(Data lines)
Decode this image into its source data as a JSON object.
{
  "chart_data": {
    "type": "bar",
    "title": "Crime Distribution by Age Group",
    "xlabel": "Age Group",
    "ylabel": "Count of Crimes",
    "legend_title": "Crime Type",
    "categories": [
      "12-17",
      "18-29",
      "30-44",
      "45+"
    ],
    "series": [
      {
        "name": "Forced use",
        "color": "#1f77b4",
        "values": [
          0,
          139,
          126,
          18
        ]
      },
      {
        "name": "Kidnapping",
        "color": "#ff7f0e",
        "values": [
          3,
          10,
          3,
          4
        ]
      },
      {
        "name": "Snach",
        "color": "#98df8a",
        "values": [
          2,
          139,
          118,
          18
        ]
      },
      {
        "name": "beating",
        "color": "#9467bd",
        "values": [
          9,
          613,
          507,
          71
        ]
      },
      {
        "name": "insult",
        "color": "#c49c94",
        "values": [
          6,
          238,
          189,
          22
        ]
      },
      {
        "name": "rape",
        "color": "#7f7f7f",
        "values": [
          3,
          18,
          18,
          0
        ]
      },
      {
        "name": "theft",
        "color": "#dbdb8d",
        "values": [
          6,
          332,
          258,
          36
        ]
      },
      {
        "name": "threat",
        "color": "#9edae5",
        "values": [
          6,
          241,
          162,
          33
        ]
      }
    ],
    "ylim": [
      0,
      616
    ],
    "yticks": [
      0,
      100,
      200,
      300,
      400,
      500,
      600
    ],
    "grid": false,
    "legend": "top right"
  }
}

(Task)
Nothing in the data may differ; print all of it exactly as written.

(The answer)
Decode this image into its source data as a JSON object.
{
  "chart_data": {
    "type": "bar",
    "title": "Crime Distribution by Age Group",
    "xlabel": "Age Group",
    "ylabel": "Count of Crimes",
    "legend_title": "Crime Type",
    "categories": [
      "12-17",
      "18-29",
      "30-44",
      "45+"
    ],
    "series": [
      {
        "name": "Forced use",
        "color": "#1f77b4",
        "values": [
          0,
          139,
          126,
          18
        ]
      },
      {
        "name": "Kidnapping",
        "color": "#ff7f0e",
        "values": [
          3,
          10,
          3,
          4
        ]
      },
      {
        "name": "Snach",
        "color": "#98df8a",
        "values": [
          2,
          139,
          118,
          18
        ]
      },
      {
        "name": "beating",
        "color": "#9467bd",
        "values": [
          9,
          613,
          507,
          71
        ]
      },
      {
        "name": "insult",
        "color": "#c49c94",
        "values": [
          6,
          238,
          189,
          22
        ]
      },
      {
        "name": "rape",
        "color": "#7f7f7f",
        "values": [
          3,
          18,
          18,
          0
        ]
      },
      {
        "name": "theft",
        "color": "#dbdb8d",
        "values": [
          6,
          332,
          258,
          36
        ]
      },
      {
        "name": "threat",
        "color": "#9edae5",
        "values": [
          6,
          241,
          162,
          33
        ]
      }
    ],
    "ylim": [
      0,
      616
    ],
    "yticks": [
      0,
      100,
      200,
      300,
      400,
      500,
      600
    ],
    "grid": false,
    "legend": "top right"
  }
}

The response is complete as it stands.